§ What this task involves
Each line that includes the word "error" counts once; give the total and nothing more.

§ Data in this exercise
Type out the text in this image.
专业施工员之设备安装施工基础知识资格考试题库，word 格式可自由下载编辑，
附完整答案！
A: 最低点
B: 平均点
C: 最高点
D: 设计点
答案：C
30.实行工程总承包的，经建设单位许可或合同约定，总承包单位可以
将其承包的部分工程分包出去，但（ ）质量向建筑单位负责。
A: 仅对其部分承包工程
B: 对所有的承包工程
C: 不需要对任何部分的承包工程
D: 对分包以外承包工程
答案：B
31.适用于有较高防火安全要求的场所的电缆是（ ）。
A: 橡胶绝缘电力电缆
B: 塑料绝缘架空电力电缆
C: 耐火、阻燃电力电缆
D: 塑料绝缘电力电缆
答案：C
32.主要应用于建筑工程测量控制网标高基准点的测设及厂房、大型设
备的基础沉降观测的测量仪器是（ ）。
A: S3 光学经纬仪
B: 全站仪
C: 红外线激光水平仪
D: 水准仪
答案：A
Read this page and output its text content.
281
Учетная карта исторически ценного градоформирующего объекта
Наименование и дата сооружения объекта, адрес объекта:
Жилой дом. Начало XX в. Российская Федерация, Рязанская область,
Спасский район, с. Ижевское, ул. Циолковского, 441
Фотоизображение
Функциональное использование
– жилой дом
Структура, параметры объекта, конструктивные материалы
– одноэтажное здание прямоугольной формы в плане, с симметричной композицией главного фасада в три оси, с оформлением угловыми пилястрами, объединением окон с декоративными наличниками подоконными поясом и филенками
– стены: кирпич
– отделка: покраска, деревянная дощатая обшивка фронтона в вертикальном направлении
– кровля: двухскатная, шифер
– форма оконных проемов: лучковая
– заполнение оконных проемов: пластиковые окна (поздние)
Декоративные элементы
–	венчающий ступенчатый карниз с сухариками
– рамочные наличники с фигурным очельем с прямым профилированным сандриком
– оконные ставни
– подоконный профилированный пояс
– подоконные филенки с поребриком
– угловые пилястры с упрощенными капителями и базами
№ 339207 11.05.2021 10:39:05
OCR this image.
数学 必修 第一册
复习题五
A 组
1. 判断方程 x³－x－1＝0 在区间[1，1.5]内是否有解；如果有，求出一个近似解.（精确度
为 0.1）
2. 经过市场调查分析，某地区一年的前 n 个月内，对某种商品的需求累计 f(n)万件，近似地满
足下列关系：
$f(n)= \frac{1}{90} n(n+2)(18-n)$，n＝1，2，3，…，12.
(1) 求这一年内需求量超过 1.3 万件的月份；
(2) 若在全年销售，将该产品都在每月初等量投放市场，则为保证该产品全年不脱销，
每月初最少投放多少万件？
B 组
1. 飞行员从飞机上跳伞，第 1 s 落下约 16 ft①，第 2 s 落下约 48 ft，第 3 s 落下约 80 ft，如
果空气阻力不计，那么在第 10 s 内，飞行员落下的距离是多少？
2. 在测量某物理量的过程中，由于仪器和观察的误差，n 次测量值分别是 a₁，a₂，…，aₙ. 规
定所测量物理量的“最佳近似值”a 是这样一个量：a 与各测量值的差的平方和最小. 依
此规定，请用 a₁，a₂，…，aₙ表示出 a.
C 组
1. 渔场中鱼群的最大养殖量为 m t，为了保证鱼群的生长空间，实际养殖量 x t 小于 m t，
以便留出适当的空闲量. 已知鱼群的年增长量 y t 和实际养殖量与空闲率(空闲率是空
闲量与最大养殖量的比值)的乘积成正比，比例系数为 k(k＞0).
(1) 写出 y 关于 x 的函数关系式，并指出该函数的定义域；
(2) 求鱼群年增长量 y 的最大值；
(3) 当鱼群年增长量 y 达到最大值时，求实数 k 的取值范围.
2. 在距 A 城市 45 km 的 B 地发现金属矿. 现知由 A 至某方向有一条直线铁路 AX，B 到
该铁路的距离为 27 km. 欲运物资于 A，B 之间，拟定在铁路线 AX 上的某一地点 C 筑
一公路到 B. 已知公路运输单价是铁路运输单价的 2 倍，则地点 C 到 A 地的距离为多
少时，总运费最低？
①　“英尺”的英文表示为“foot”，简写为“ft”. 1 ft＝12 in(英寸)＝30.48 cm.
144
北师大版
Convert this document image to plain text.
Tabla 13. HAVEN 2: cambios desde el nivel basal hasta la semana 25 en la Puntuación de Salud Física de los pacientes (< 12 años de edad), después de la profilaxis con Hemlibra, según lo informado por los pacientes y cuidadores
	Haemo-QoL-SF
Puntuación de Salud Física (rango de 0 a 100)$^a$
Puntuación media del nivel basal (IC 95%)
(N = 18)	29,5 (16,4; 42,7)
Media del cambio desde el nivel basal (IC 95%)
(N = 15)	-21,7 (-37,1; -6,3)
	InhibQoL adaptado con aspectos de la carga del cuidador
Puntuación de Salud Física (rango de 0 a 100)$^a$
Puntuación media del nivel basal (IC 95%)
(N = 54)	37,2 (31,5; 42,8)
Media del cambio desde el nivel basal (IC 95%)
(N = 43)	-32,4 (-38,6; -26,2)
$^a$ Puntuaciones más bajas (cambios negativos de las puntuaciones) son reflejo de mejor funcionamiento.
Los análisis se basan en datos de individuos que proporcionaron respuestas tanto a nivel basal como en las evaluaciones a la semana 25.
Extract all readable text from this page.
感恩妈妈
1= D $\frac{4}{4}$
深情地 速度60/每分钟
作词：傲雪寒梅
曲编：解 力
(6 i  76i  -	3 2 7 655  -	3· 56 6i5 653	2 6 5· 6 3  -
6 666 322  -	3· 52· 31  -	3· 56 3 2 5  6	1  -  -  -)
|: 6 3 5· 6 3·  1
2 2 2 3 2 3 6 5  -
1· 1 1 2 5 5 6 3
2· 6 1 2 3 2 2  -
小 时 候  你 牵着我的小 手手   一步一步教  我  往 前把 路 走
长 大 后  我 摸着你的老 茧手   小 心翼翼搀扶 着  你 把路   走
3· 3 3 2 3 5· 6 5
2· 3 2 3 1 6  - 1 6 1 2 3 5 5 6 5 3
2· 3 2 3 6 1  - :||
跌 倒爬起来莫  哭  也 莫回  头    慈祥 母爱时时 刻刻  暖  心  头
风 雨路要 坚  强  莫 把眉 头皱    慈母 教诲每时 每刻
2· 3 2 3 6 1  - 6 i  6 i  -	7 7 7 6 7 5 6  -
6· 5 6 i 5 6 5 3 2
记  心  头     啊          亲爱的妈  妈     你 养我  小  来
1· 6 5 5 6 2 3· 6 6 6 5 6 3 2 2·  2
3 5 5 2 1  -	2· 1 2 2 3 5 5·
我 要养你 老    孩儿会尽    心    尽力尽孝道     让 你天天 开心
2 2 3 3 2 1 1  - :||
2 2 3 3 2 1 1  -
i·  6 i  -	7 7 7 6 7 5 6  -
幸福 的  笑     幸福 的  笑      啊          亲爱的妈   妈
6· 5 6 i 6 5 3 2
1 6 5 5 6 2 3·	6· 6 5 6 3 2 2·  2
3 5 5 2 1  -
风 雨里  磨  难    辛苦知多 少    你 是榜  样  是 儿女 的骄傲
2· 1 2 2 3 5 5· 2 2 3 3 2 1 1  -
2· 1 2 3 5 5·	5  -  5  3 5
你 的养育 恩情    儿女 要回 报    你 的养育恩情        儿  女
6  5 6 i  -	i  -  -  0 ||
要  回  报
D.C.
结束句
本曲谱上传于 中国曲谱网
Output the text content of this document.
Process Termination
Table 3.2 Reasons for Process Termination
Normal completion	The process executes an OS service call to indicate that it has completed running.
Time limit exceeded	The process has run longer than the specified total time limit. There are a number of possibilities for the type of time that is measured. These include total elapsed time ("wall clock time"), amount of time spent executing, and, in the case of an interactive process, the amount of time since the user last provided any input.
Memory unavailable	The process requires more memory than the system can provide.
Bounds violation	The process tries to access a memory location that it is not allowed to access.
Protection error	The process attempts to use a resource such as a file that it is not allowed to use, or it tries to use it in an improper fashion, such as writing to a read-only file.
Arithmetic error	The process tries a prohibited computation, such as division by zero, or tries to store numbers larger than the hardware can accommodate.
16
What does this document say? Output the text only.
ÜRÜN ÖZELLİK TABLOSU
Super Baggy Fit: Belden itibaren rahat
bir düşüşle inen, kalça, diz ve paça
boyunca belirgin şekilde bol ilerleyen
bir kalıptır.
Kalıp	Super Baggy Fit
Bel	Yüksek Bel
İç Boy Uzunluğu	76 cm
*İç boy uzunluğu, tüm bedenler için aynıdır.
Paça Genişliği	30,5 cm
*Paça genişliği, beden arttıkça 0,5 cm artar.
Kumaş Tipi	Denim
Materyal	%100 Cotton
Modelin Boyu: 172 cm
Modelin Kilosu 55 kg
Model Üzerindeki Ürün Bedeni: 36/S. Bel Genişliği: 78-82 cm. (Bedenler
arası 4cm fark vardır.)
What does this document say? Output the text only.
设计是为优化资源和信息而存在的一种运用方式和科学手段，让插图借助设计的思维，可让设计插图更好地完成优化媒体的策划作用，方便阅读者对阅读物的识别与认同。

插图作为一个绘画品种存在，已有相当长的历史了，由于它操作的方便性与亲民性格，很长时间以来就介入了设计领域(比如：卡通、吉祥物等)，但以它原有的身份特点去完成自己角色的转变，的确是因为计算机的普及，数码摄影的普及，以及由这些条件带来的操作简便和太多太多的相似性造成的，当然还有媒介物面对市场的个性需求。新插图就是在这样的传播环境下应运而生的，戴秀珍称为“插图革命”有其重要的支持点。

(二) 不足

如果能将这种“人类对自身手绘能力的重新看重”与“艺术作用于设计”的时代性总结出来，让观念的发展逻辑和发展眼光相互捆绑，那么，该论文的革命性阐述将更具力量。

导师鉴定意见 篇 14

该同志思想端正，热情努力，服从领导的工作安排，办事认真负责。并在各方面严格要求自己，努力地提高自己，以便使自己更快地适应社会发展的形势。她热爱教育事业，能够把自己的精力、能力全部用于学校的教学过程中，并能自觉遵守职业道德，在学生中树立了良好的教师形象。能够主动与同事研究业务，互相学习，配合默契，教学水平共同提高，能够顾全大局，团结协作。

§ Response for this exercise
2